- **Instructions for the task**
Copy out all lines of the records in which the word "spirit" appears.

(Recorded data)
^^^^

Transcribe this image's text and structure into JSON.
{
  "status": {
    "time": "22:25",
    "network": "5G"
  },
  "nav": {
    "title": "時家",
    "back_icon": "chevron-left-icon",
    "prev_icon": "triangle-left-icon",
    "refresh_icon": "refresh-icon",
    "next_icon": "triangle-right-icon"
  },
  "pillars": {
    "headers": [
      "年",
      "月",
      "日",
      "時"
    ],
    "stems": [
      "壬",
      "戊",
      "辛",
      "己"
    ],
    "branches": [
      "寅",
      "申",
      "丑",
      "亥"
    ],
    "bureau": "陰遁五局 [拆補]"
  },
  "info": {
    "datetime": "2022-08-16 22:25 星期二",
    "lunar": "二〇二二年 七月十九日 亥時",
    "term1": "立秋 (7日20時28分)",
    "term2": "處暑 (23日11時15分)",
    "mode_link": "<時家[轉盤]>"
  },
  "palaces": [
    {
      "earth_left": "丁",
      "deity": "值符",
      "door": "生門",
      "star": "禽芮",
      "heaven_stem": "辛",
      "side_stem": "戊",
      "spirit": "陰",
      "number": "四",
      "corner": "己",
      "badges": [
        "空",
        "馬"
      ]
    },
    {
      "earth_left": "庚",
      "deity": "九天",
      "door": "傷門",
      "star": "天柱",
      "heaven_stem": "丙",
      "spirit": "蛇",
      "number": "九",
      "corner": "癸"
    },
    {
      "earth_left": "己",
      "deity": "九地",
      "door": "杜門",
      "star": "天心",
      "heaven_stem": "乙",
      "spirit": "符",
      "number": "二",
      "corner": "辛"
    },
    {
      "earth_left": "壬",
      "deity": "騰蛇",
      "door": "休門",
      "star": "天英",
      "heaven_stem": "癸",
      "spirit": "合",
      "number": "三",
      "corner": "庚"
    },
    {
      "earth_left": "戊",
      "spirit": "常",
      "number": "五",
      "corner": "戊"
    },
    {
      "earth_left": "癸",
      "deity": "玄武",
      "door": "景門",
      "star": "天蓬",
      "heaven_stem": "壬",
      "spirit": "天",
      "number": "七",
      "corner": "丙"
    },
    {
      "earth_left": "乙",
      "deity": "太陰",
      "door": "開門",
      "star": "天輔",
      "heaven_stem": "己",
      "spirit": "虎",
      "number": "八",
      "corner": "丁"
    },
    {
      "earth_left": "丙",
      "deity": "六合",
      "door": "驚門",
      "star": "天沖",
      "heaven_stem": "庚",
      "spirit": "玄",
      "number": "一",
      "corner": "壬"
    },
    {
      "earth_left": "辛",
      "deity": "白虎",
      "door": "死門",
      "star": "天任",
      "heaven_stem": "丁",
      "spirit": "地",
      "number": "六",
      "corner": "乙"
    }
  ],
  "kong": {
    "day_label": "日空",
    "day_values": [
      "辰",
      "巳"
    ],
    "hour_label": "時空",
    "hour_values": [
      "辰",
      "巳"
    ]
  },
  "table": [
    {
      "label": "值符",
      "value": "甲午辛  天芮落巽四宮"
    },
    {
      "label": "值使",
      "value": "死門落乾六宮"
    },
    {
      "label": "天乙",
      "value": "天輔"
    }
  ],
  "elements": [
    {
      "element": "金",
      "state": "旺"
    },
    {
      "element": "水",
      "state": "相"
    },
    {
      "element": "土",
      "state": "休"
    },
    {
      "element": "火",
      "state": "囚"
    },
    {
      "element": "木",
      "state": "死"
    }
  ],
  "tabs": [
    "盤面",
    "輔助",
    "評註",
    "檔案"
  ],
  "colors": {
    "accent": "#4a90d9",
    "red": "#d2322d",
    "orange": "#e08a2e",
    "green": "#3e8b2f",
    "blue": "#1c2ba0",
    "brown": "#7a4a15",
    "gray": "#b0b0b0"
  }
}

^^^^

- **Finished answer**
      "spirit": "陰",
      "spirit": "蛇",
      "spirit": "符",
      "spirit": "合",
      "spirit": "常",
      "spirit": "天",
      "spirit": "虎",
      "spirit": "玄",
      "spirit": "地",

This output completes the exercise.